### Material shown
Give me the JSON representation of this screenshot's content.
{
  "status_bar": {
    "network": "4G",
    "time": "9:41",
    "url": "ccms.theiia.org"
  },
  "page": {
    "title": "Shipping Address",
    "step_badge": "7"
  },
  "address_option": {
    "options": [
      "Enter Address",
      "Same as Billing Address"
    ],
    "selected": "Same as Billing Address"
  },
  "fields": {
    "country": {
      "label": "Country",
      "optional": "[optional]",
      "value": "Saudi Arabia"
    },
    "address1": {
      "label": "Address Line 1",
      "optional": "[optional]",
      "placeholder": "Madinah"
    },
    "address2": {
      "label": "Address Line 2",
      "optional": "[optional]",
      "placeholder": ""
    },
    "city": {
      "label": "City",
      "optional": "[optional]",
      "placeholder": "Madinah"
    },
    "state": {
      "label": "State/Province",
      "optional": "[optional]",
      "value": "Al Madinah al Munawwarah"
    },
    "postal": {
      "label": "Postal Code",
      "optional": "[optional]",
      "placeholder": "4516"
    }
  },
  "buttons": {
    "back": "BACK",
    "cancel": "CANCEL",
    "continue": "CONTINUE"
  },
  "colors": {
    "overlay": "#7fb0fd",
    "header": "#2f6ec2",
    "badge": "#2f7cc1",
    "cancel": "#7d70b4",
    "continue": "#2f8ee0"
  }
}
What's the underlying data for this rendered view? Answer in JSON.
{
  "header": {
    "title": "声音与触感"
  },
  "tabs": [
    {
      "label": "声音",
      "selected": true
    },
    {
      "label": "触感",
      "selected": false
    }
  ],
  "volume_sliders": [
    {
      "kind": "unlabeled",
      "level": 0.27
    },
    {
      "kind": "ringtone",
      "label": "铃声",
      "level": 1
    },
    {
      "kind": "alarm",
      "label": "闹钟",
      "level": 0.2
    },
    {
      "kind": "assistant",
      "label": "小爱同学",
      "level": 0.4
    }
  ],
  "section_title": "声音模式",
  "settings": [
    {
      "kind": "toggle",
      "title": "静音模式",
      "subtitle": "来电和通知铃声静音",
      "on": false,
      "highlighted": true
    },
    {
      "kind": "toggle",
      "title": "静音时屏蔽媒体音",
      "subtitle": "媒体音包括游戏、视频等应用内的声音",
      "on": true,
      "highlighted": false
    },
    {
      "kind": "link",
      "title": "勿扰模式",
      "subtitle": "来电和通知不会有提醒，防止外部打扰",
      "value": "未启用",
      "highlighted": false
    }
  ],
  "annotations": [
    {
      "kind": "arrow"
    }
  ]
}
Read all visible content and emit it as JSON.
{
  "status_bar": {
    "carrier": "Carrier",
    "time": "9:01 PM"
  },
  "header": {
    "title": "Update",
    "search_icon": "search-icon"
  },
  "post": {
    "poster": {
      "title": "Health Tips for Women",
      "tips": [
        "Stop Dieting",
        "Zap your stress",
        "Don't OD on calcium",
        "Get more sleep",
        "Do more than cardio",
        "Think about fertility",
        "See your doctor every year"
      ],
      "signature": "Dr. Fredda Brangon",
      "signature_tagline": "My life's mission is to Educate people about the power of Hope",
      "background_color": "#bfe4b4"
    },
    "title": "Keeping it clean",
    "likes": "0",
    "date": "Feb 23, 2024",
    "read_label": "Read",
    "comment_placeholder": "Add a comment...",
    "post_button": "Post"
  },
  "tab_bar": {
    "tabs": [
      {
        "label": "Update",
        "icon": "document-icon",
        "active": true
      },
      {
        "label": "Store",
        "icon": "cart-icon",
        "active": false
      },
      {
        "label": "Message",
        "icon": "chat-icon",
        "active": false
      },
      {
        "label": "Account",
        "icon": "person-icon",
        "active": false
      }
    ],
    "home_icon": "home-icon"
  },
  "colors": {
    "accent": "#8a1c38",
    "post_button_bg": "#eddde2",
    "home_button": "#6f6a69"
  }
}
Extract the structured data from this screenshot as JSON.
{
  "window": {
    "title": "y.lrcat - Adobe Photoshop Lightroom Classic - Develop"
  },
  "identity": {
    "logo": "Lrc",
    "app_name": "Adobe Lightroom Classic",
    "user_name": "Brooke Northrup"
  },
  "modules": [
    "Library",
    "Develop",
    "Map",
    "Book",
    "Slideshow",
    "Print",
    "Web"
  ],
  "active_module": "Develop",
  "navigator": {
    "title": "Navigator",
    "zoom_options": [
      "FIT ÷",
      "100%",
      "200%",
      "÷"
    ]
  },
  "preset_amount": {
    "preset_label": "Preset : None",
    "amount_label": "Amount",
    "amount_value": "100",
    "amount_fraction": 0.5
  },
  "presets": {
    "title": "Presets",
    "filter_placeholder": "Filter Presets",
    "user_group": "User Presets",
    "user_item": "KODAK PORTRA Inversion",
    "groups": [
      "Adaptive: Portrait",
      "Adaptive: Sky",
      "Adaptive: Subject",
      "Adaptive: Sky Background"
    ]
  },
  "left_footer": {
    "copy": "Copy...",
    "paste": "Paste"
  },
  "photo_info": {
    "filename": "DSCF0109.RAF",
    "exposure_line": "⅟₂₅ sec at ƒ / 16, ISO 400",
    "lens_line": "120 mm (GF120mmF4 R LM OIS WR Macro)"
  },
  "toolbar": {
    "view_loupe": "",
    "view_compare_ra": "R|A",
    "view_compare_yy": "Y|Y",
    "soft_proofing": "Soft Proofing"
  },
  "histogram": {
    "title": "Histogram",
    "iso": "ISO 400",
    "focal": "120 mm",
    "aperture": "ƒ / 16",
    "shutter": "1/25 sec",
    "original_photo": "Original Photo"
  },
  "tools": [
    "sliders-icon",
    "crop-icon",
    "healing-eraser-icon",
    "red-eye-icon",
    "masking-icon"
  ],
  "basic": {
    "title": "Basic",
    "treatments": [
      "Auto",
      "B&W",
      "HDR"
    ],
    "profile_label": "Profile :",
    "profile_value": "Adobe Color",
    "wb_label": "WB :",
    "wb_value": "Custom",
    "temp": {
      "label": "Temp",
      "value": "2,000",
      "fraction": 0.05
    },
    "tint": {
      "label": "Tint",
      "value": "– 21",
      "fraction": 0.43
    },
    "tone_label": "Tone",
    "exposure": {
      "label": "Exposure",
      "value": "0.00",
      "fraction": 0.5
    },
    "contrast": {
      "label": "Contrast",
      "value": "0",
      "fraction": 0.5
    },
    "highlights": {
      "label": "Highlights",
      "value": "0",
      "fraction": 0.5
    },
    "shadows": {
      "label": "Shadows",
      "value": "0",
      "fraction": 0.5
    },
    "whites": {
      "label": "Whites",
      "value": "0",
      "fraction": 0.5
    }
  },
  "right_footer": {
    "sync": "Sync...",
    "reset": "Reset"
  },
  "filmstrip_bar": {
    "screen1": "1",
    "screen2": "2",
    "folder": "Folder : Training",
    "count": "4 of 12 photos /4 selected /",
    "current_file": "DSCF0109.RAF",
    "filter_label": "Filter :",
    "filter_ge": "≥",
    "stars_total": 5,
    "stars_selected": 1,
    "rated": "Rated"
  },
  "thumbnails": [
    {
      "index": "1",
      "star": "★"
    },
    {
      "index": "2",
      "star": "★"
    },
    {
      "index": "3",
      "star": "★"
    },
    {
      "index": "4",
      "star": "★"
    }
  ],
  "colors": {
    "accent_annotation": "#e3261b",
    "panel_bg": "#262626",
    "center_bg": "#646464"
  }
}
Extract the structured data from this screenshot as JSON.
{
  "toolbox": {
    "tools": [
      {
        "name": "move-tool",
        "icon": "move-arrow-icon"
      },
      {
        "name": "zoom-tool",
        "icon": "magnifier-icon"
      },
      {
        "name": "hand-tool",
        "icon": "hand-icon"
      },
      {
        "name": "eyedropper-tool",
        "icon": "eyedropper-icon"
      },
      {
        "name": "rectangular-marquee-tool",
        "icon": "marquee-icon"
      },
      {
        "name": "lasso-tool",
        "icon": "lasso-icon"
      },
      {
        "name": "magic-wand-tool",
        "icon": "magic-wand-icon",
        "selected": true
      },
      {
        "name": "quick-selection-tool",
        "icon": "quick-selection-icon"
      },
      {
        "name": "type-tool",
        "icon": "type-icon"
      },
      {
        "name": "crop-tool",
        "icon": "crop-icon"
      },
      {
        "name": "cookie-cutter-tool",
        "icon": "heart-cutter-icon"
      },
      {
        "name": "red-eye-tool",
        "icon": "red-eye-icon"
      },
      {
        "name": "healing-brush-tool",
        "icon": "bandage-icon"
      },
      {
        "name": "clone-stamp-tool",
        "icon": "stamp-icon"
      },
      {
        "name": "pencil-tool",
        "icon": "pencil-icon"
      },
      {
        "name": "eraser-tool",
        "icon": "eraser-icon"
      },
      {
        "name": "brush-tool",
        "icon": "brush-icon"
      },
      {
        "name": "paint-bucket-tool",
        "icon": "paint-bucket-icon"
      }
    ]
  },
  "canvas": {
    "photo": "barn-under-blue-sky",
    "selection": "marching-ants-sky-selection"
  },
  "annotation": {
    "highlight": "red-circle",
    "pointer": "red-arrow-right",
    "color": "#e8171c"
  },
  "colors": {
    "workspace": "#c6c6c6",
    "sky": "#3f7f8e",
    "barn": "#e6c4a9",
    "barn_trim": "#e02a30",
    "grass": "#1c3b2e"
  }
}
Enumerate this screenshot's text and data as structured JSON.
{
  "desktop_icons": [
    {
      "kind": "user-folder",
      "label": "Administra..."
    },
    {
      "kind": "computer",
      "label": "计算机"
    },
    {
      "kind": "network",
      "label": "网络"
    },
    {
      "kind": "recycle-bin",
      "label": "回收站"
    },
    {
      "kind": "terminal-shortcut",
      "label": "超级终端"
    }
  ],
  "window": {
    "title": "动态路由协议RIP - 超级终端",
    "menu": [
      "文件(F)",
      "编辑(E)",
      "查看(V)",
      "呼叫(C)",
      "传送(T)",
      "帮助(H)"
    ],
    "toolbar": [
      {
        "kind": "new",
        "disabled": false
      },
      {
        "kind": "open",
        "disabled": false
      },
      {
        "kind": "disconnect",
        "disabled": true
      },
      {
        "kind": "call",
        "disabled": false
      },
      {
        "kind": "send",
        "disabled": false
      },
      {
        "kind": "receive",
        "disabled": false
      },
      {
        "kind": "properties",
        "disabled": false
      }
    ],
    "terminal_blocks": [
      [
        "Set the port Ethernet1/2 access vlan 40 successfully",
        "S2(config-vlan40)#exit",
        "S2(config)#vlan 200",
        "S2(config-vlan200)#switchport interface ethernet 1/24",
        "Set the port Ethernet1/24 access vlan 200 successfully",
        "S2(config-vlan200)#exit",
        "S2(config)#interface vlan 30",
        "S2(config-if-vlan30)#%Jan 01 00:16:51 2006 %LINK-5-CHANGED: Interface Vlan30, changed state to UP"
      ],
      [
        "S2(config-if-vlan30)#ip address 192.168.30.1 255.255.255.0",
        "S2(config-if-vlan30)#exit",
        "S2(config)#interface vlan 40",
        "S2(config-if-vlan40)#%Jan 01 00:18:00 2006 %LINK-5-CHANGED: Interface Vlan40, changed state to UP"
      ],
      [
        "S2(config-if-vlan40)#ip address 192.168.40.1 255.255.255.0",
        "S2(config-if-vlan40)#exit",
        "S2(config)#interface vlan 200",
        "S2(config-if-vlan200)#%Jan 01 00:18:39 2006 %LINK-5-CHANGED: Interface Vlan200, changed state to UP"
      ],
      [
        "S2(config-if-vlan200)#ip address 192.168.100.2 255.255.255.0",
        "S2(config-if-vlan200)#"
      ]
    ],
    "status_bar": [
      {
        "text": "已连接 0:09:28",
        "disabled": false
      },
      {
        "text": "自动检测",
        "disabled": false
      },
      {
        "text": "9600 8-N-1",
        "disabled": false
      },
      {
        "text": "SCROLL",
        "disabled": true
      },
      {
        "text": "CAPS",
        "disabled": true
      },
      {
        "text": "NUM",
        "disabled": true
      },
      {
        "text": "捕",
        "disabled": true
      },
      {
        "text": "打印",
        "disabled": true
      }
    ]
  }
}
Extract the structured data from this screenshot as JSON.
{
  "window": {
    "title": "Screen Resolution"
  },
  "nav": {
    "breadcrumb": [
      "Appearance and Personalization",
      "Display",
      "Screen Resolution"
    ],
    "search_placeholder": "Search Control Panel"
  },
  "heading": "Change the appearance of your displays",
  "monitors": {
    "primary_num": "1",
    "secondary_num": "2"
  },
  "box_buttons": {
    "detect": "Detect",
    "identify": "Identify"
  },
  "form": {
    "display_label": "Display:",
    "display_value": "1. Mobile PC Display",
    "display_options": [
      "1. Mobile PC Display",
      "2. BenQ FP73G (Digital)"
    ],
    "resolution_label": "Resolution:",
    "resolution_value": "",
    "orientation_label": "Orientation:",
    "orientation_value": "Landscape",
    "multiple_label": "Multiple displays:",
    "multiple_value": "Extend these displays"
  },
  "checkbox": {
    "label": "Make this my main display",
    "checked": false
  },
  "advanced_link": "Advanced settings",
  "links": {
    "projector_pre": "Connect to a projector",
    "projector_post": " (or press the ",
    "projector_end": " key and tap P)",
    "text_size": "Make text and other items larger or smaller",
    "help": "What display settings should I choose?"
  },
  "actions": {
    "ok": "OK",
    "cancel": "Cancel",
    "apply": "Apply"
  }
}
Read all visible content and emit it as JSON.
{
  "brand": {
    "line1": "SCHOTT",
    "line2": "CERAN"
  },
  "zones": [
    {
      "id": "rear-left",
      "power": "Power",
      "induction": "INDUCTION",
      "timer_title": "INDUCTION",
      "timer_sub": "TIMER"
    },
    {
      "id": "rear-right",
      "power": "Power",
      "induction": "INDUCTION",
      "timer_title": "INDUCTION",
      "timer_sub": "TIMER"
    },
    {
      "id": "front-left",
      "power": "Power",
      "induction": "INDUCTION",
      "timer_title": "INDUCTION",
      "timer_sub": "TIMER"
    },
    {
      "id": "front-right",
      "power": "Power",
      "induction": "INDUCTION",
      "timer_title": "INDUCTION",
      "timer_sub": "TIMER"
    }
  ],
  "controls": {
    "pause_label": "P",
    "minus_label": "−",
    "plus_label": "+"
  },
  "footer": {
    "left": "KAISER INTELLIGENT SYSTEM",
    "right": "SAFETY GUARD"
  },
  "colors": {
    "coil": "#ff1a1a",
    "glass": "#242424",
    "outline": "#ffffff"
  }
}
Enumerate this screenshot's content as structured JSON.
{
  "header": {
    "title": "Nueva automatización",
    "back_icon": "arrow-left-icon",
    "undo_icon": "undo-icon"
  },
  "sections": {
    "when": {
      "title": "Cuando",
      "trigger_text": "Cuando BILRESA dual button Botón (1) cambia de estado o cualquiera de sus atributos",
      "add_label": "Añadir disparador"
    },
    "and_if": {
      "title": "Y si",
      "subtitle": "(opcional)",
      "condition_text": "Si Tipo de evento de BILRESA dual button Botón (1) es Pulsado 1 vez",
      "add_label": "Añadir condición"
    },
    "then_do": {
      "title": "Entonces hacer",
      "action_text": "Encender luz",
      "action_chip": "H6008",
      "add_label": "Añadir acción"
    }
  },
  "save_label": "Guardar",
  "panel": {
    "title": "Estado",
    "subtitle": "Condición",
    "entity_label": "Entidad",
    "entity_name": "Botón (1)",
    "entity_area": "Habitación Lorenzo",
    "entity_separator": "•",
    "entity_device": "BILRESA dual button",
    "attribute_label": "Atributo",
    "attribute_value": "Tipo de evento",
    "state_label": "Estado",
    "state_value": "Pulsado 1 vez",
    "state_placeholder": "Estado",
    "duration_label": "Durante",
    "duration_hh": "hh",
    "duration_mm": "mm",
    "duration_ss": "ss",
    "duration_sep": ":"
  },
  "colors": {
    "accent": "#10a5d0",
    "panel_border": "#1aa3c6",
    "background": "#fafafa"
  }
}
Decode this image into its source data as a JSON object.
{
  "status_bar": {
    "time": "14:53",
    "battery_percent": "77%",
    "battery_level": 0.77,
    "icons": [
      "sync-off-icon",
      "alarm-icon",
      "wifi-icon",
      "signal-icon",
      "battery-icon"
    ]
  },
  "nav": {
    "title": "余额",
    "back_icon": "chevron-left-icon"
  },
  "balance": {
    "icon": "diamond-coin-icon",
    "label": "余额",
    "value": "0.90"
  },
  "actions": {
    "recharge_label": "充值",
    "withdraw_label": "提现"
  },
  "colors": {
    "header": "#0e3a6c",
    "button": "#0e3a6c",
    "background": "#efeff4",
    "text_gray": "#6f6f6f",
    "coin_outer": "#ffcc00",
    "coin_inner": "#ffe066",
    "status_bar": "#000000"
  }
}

### Given problem
Give back exactly the lines from the line holding "Enumerate this screenshot's content" through the last line of the listing, including both.

### Result of the task
Enumerate this screenshot's content as structured JSON.
{
  "header": {
    "title": "Nueva automatización",
    "back_icon": "arrow-left-icon",
    "undo_icon": "undo-icon"
  },
  "sections": {
    "when": {
      "title": "Cuando",
      "trigger_text": "Cuando BILRESA dual button Botón (1) cambia de estado o cualquiera de sus atributos",
      "add_label": "Añadir disparador"
    },
    "and_if": {
      "title": "Y si",
      "subtitle": "(opcional)",
      "condition_text": "Si Tipo de evento de BILRESA dual button Botón (1) es Pulsado 1 vez",
      "add_label": "Añadir condición"
    },
    "then_do": {
      "title": "Entonces hacer",
      "action_text": "Encender luz",
      "action_chip": "H6008",
      "add_label": "Añadir acción"
    }
  },
  "save_label": "Guardar",
  "panel": {
    "title": "Estado",
    "subtitle": "Condición",
    "entity_label": "Entidad",
    "entity_name": "Botón (1)",
    "entity_area": "Habitación Lorenzo",
    "entity_separator": "•",
    "entity_device": "BILRESA dual button",
    "attribute_label": "Atributo",
    "attribute_value": "Tipo de evento",
    "state_label": "Estado",
    "state_value": "Pulsado 1 vez",
    "state_placeholder": "Estado",
    "duration_label": "Durante",
    "duration_hh": "hh",
    "duration_mm": "mm",
    "duration_ss": "ss",
    "duration_sep": ":"
  },
  "colors": {
    "accent": "#10a5d0",
    "panel_border": "#1aa3c6",
    "background": "#fafafa"
  }
}
Decode this image into its source data as a JSON object.
{
  "status_bar": {
    "time": "14:53",
    "battery_percent": "77%",
    "battery_level": 0.77,
    "icons": [
      "sync-off-icon",
      "alarm-icon",
      "wifi-icon",
      "signal-icon",
      "battery-icon"
    ]
  },
  "nav": {
    "title": "余额",
    "back_icon": "chevron-left-icon"
  },
  "balance": {
    "icon": "diamond-coin-icon",
    "label": "余额",
    "value": "0.90"
  },
  "actions": {
    "recharge_label": "充值",
    "withdraw_label": "提现"
  },
  "colors": {
    "header": "#0e3a6c",
    "button": "#0e3a6c",
    "background": "#efeff4",
    "text_gray": "#6f6f6f",
    "coin_outer": "#ffcc00",
    "coin_inner": "#ffe066",
    "status_bar": "#000000"
  }
}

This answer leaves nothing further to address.